### WHAT YOU ARE ASKED TO DO
Repeat the passage of the capital punishment post word for word, from "Proponents of Nyugen's" to "low level couriers.".

The death penalty was abolished in Australia in the mid 1960's, so many Australians have never confronted its unforgiving reality. This morning Nyugen Van was executed, for reasons related in my previous post. Its important, I think, that any debate about capital punishment be free of nationalist or racist arguments or imputations, so those opposing Nyugen's execution would be well advised to steer clear of attacks on Singapore. At some stage or other, most countries have practised execution as a legal punishment, so really, no one nation can have a clear conscience in this matter.
Proponents of Nyugen's slaying (surely, 'serving of sentence', -ed) have offered very little to justify themselves. Most stand behind glib maxims (such as 'You do the crime, you do the time') or point, somewhat unconvincingly, to the problems that drugs bring. The first is too stupid to really respond to (Nobody is arguing against 'doing time', just against state sanctioned murder). The second invites us to look at the drug problem as if it were as simple matter that a few bullet points could deal with. Kill the drug mules and you will stop the problem. (Perhaps the problem started when individuals decided to become drug users.) And, look at all the suffering. Well, of course, but the causes are far more complex that those offered, and are hardly solved by killing a few low level couriers.

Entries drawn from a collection
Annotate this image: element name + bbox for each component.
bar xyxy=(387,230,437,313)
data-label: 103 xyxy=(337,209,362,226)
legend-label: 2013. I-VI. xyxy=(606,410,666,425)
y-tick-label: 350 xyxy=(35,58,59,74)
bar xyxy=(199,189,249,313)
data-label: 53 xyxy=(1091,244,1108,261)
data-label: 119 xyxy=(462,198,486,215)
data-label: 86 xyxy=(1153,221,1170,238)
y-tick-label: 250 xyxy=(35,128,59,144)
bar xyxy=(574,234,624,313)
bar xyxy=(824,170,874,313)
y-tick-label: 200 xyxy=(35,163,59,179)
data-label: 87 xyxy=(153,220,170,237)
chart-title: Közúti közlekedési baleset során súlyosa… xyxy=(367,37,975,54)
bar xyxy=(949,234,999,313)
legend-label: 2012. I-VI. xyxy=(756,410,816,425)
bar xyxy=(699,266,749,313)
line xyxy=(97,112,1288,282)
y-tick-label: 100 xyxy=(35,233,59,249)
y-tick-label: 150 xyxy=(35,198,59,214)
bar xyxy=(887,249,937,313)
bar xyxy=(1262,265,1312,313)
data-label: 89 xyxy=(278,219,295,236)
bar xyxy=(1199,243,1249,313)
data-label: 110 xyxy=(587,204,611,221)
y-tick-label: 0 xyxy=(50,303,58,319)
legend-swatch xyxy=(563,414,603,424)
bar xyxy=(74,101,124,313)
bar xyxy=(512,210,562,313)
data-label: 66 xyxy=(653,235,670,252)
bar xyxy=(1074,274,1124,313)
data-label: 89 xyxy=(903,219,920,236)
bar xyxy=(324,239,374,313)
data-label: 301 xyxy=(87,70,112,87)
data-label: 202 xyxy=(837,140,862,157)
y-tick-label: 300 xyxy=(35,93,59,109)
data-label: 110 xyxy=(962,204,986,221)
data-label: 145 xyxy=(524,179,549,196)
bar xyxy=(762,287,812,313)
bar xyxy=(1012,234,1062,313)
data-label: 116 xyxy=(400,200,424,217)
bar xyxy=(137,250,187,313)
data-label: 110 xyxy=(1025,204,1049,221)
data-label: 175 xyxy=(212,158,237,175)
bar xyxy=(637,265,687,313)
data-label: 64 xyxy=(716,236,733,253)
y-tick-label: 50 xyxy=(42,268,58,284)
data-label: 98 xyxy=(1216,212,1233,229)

### WRITTEN SOLUTION
Proponents of Nyugen's slaying (surely, 'serving of sentence', -ed) have offered very little to justify themselves. Most stand behind glib maxims (such as 'You do the crime, you do the time') or point, somewhat unconvincingly, to the problems that drugs bring. The first is too stupid to really respond to (Nobody is arguing against 'doing time', just against state sanctioned murder). The second invites us to look at the drug problem as if it were as simple matter that a few bullet points could deal with. Kill the drug mules and you will stop the problem. (Perhaps the problem started when individuals decided to become drug users.) And, look at all the suffering. Well, of course, but the causes are far more complex that those offered, and are hardly solved by killing a few low level couriers.